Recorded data
>> Start

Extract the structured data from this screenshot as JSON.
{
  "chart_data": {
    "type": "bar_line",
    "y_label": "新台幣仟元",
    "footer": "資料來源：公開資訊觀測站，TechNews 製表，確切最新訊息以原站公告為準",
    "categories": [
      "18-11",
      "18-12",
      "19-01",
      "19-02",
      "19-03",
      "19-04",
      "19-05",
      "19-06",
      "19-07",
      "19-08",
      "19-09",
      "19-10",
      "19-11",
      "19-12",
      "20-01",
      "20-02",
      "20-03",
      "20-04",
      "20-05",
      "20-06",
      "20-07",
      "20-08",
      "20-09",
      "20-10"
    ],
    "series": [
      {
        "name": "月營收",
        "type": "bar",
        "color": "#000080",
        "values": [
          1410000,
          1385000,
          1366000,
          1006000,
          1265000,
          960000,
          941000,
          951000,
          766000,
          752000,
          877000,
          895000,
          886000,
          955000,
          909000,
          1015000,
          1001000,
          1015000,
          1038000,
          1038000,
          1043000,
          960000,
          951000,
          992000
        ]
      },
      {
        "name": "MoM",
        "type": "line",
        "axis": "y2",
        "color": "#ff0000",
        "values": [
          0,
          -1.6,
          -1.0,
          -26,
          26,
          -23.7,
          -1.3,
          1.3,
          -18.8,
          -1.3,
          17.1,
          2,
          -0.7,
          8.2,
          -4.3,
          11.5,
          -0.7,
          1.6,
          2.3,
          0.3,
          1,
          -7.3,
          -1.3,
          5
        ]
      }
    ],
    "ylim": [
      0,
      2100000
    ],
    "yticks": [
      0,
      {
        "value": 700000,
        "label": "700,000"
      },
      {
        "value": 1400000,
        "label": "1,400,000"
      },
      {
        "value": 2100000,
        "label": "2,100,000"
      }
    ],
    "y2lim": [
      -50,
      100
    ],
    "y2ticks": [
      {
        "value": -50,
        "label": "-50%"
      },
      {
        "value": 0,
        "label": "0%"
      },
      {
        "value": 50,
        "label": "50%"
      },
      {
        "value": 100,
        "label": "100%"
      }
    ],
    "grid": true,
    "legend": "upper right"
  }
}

>> End

◆ **YOUR GOAL**: Restate each record word for word.

◆ **SOLUTION BELOW**:
Extract the structured data from this screenshot as JSON.
{
  "chart_data": {
    "type": "bar_line",
    "y_label": "新台幣仟元",
    "footer": "資料來源：公開資訊觀測站，TechNews 製表，確切最新訊息以原站公告為準",
    "categories": [
      "18-11",
      "18-12",
      "19-01",
      "19-02",
      "19-03",
      "19-04",
      "19-05",
      "19-06",
      "19-07",
      "19-08",
      "19-09",
      "19-10",
      "19-11",
      "19-12",
      "20-01",
      "20-02",
      "20-03",
      "20-04",
      "20-05",
      "20-06",
      "20-07",
      "20-08",
      "20-09",
      "20-10"
    ],
    "series": [
      {
        "name": "月營收",
        "type": "bar",
        "color": "#000080",
        "values": [
          1410000,
          1385000,
          1366000,
          1006000,
          1265000,
          960000,
          941000,
          951000,
          766000,
          752000,
          877000,
          895000,
          886000,
          955000,
          909000,
          1015000,
          1001000,
          1015000,
          1038000,
          1038000,
          1043000,
          960000,
          951000,
          992000
        ]
      },
      {
        "name": "MoM",
        "type": "line",
        "axis": "y2",
        "color": "#ff0000",
        "values": [
          0,
          -1.6,
          -1.0,
          -26,
          26,
          -23.7,
          -1.3,
          1.3,
          -18.8,
          -1.3,
          17.1,
          2,
          -0.7,
          8.2,
          -4.3,
          11.5,
          -0.7,
          1.6,
          2.3,
          0.3,
          1,
          -7.3,
          -1.3,
          5
        ]
      }
    ],
    "ylim": [
      0,
      2100000
    ],
    "yticks": [
      0,
      {
        "value": 700000,
        "label": "700,000"
      },
      {
        "value": 1400000,
        "label": "1,400,000"
      },
      {
        "value": 2100000,
        "label": "2,100,000"
      }
    ],
    "y2lim": [
      -50,
      100
    ],
    "y2ticks": [
      {
        "value": -50,
        "label": "-50%"
      },
      {
        "value": 0,
        "label": "0%"
      },
      {
        "value": 50,
        "label": "50%"
      },
      {
        "value": 100,
        "label": "100%"
      }
    ],
    "grid": true,
    "legend": "upper right"
  }
}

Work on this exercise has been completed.